## Begin

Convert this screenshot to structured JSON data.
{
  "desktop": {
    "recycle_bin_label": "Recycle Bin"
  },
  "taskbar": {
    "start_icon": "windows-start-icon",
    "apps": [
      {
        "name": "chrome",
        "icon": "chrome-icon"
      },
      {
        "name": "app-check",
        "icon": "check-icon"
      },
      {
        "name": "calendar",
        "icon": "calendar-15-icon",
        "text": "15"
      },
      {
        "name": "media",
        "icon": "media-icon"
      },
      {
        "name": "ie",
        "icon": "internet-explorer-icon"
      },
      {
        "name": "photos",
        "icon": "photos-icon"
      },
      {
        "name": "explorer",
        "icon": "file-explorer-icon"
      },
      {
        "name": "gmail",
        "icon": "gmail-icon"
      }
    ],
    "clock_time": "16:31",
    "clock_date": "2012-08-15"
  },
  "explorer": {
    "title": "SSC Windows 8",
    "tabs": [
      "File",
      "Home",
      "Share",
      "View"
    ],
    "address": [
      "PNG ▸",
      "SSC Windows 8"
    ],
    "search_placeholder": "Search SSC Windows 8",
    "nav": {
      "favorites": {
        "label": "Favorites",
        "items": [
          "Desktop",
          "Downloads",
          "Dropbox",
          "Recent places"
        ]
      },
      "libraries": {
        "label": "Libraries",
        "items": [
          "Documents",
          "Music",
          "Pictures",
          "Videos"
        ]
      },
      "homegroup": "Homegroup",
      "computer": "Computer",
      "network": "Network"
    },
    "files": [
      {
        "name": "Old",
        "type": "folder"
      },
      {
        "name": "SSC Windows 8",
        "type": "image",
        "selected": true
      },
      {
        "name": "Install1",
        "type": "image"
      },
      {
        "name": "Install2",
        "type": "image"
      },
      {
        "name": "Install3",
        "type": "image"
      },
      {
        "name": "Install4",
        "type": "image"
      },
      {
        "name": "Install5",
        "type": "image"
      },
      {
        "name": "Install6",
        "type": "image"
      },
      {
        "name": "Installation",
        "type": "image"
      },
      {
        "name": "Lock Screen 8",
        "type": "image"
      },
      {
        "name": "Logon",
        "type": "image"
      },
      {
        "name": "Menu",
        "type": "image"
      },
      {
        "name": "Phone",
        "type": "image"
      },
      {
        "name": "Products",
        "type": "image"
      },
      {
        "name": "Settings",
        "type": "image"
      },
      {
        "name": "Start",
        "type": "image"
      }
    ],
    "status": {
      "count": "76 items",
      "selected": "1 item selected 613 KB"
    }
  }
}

## End

- THE REQUEST: All the entries above need to be reproduced exactly.

- THE SOLUTION:
Convert this screenshot to structured JSON data.
{
  "desktop": {
    "recycle_bin_label": "Recycle Bin"
  },
  "taskbar": {
    "start_icon": "windows-start-icon",
    "apps": [
      {
        "name": "chrome",
        "icon": "chrome-icon"
      },
      {
        "name": "app-check",
        "icon": "check-icon"
      },
      {
        "name": "calendar",
        "icon": "calendar-15-icon",
        "text": "15"
      },
      {
        "name": "media",
        "icon": "media-icon"
      },
      {
        "name": "ie",
        "icon": "internet-explorer-icon"
      },
      {
        "name": "photos",
        "icon": "photos-icon"
      },
      {
        "name": "explorer",
        "icon": "file-explorer-icon"
      },
      {
        "name": "gmail",
        "icon": "gmail-icon"
      }
    ],
    "clock_time": "16:31",
    "clock_date": "2012-08-15"
  },
  "explorer": {
    "title": "SSC Windows 8",
    "tabs": [
      "File",
      "Home",
      "Share",
      "View"
    ],
    "address": [
      "PNG ▸",
      "SSC Windows 8"
    ],
    "search_placeholder": "Search SSC Windows 8",
    "nav": {
      "favorites": {
        "label": "Favorites",
        "items": [
          "Desktop",
          "Downloads",
          "Dropbox",
          "Recent places"
        ]
      },
      "libraries": {
        "label": "Libraries",
        "items": [
          "Documents",
          "Music",
          "Pictures",
          "Videos"
        ]
      },
      "homegroup": "Homegroup",
      "computer": "Computer",
      "network": "Network"
    },
    "files": [
      {
        "name": "Old",
        "type": "folder"
      },
      {
        "name": "SSC Windows 8",
        "type": "image",
        "selected": true
      },
      {
        "name": "Install1",
        "type": "image"
      },
      {
        "name": "Install2",
        "type": "image"
      },
      {
        "name": "Install3",
        "type": "image"
      },
      {
        "name": "Install4",
        "type": "image"
      },
      {
        "name": "Install5",
        "type": "image"
      },
      {
        "name": "Install6",
        "type": "image"
      },
      {
        "name": "Installation",
        "type": "image"
      },
      {
        "name": "Lock Screen 8",
        "type": "image"
      },
      {
        "name": "Logon",
        "type": "image"
      },
      {
        "name": "Menu",
        "type": "image"
      },
      {
        "name": "Phone",
        "type": "image"
      },
      {
        "name": "Products",
        "type": "image"
      },
      {
        "name": "Settings",
        "type": "image"
      },
      {
        "name": "Start",
        "type": "image"
      }
    ],
    "status": {
      "count": "76 items",
      "selected": "1 item selected 613 KB"
    }
  }
}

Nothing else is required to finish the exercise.